**RECORDS FOR THIS TASK:**
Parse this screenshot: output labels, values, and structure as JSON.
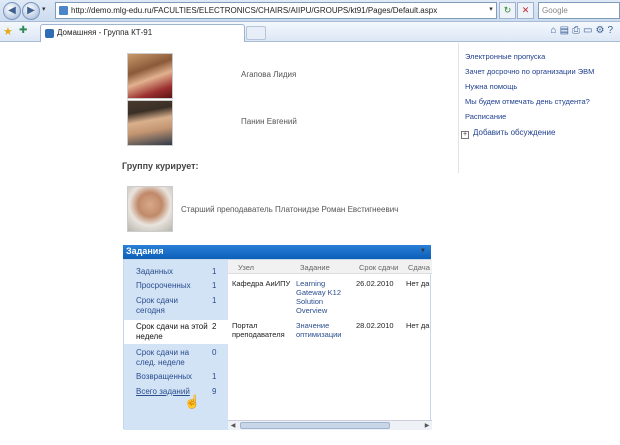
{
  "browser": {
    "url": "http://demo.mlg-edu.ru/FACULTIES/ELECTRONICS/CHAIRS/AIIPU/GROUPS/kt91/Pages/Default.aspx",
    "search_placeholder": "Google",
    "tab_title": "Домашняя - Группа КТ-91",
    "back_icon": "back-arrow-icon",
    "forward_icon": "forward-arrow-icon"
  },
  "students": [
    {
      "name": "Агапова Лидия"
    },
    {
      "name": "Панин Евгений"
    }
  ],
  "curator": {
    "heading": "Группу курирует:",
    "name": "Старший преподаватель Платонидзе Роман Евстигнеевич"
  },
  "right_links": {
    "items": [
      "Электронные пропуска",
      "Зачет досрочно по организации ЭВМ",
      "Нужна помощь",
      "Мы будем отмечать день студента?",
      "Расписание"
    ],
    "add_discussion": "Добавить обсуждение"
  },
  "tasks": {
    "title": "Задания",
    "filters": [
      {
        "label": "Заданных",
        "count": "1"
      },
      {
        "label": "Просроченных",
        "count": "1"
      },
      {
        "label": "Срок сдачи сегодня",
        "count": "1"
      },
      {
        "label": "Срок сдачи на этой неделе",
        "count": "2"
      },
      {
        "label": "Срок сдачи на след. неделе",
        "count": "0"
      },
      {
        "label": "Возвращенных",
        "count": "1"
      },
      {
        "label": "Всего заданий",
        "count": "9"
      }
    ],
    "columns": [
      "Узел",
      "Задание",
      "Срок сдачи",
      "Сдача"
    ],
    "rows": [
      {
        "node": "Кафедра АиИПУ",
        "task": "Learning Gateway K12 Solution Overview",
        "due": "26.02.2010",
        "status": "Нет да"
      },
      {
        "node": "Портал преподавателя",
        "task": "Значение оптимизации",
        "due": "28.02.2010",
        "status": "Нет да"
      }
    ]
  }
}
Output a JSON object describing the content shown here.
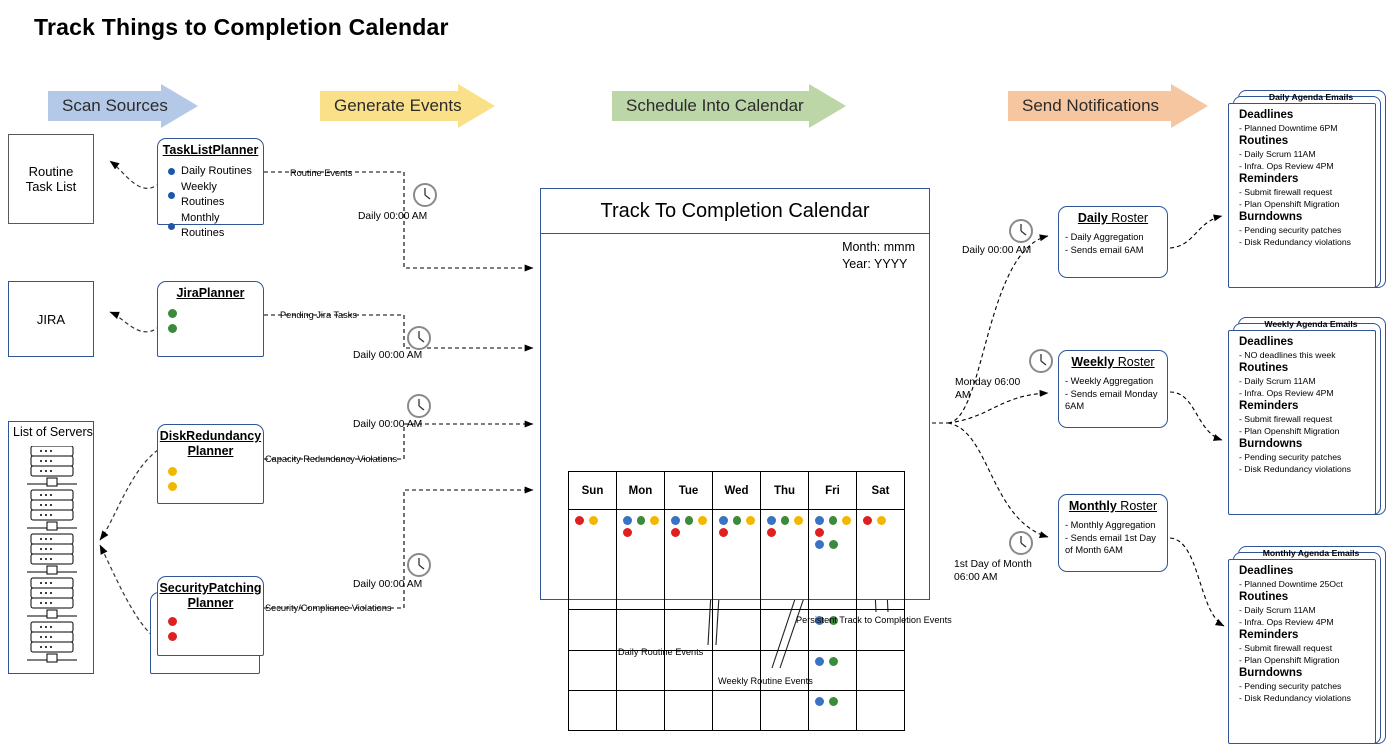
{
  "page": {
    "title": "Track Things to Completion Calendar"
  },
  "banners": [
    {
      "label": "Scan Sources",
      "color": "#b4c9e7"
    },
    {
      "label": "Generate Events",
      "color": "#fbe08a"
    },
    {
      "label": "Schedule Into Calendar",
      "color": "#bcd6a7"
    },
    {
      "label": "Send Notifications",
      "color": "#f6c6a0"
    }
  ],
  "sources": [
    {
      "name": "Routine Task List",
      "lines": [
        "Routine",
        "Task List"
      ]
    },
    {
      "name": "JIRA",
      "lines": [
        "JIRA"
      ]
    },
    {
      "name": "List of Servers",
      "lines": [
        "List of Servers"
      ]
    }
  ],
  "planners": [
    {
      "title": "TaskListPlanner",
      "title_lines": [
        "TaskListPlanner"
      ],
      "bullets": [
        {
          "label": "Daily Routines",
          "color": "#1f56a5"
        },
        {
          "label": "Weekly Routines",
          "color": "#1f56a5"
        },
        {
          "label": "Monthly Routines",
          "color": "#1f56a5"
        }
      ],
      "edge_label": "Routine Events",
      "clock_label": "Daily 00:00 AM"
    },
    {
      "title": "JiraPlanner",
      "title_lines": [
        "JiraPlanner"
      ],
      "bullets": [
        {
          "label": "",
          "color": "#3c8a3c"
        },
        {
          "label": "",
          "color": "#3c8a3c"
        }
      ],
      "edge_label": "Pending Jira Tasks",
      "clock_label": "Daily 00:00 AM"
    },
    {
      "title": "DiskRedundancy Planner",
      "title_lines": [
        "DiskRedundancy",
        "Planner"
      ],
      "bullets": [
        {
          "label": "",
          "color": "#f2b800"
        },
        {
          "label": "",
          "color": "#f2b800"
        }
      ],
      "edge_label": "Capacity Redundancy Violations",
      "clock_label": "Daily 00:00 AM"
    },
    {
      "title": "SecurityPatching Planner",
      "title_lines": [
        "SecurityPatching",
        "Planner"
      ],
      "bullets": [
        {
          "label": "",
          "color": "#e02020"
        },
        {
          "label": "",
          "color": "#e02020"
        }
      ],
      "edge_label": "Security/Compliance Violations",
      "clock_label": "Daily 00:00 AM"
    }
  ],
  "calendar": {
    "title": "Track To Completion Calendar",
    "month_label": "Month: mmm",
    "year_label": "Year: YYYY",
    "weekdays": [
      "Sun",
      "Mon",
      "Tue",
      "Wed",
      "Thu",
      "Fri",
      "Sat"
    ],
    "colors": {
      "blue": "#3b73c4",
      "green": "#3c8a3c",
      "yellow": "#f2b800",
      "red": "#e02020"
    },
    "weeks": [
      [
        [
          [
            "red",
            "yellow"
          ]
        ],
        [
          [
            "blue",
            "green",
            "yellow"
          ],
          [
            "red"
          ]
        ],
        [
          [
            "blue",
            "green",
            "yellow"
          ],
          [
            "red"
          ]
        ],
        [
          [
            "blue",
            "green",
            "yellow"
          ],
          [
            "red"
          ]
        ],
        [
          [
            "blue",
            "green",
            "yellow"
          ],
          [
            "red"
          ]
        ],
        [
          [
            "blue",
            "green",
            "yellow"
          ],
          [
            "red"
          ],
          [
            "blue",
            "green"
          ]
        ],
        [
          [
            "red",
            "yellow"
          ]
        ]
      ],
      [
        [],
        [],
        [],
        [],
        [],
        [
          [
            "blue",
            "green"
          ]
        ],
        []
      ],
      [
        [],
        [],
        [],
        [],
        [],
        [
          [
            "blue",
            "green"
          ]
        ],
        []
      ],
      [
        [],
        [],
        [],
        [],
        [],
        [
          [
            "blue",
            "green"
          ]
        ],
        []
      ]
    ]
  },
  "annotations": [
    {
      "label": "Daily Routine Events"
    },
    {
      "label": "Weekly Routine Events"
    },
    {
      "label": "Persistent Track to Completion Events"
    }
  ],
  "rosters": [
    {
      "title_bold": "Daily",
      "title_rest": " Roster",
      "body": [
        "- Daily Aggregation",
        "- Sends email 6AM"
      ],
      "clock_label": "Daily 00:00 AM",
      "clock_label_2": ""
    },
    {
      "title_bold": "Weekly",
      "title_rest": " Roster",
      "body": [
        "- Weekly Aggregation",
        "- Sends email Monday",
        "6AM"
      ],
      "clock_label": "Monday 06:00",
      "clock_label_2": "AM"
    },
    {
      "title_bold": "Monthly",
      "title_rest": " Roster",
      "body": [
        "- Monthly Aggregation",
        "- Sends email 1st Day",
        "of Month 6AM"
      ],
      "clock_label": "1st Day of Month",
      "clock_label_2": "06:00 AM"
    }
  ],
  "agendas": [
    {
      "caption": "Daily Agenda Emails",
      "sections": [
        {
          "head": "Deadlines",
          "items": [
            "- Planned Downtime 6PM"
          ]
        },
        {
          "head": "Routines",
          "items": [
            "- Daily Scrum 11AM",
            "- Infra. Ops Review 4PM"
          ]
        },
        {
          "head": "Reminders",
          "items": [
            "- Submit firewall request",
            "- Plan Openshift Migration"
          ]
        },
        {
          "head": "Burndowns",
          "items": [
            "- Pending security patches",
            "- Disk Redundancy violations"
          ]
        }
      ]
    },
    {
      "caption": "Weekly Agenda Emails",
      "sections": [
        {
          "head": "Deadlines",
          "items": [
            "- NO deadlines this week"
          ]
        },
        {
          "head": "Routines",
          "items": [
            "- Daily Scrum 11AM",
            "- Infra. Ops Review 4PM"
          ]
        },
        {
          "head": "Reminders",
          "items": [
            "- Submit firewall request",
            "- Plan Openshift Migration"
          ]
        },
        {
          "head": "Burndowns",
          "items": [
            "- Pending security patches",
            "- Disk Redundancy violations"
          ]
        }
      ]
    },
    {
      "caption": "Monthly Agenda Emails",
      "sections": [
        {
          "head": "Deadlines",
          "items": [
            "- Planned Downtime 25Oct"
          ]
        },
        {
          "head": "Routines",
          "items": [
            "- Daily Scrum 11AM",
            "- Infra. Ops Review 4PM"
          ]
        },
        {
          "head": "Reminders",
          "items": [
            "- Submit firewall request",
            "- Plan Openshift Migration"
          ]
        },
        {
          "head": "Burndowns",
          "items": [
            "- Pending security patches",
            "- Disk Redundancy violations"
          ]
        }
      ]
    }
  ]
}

* * *

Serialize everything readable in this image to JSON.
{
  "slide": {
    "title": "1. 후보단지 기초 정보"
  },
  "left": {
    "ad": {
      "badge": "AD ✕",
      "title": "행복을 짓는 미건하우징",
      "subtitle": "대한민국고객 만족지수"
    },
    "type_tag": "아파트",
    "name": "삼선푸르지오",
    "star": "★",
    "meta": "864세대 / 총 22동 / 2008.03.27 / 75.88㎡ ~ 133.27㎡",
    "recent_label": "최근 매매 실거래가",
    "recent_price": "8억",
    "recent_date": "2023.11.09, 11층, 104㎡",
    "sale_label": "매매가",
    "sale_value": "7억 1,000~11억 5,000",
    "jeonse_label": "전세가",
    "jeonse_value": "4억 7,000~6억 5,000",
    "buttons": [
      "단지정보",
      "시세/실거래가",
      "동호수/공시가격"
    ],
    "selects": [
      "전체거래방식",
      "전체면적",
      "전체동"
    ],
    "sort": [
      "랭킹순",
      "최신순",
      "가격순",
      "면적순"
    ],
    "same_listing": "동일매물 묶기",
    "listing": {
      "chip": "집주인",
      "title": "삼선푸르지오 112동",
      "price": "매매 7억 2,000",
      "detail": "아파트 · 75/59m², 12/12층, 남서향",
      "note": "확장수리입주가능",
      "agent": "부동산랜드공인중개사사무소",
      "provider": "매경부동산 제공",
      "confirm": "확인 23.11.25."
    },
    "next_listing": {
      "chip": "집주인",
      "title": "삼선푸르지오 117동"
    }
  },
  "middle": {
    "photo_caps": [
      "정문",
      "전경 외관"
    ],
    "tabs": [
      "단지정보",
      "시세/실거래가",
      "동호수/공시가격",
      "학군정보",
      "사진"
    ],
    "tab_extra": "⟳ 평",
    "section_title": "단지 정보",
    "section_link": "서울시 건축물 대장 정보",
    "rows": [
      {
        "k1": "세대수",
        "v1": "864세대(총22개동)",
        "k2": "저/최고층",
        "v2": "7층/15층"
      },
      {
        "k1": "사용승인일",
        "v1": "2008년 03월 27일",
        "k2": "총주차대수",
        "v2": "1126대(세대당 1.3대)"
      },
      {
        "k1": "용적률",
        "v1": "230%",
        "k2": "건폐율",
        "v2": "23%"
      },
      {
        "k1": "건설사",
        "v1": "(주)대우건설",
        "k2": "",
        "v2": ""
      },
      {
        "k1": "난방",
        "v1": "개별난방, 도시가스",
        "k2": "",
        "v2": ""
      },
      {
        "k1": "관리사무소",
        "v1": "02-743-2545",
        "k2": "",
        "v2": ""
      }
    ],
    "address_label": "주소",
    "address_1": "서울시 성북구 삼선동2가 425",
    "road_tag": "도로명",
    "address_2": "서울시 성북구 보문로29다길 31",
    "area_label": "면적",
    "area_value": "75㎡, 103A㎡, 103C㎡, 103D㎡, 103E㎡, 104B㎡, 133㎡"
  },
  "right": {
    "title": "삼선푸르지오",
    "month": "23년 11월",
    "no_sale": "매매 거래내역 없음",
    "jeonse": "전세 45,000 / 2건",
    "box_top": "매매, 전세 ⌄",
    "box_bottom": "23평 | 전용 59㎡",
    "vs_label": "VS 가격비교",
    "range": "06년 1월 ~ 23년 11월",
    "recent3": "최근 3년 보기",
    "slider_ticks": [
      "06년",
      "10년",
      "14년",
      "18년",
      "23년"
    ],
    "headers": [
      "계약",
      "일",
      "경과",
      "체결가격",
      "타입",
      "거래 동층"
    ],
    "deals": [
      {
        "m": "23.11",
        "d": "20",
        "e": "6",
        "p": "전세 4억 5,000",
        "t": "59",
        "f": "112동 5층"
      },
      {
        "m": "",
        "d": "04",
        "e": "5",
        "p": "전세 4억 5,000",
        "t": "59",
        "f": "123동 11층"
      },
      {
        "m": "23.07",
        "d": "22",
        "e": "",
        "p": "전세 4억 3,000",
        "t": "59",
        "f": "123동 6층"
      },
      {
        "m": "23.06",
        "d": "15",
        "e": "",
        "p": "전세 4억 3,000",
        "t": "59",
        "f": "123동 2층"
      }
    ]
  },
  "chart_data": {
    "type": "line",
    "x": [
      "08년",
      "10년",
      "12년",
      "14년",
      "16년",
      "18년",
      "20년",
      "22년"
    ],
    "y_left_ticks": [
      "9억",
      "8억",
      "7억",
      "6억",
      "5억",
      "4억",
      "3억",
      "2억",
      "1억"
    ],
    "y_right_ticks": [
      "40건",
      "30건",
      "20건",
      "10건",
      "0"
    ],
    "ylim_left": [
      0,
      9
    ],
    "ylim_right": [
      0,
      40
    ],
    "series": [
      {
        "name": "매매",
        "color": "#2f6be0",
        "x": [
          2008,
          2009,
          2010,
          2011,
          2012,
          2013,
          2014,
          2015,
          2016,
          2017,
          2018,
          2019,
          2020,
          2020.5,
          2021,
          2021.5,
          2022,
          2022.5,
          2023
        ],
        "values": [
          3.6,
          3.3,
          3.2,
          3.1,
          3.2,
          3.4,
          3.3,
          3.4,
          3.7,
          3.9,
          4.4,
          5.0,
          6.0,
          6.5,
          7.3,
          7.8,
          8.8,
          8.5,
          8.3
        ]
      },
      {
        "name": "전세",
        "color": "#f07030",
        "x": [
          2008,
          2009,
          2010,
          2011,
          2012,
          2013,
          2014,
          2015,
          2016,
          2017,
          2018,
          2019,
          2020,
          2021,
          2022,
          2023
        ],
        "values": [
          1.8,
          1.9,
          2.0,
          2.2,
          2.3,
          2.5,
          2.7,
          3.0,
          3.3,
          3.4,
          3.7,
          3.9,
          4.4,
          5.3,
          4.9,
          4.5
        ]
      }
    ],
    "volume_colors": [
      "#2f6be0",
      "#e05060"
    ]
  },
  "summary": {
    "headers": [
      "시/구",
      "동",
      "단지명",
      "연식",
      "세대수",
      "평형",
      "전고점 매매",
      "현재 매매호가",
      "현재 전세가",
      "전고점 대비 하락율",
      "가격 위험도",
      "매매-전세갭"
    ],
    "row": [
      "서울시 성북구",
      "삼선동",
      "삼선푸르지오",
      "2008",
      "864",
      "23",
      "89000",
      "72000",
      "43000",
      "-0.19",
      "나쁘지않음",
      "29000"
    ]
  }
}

**YOUR INSTRUCTIONS:**
List all lines holding the string "Servers".

**REPLY:**
      "name": "List of Servers",
        "List of Servers"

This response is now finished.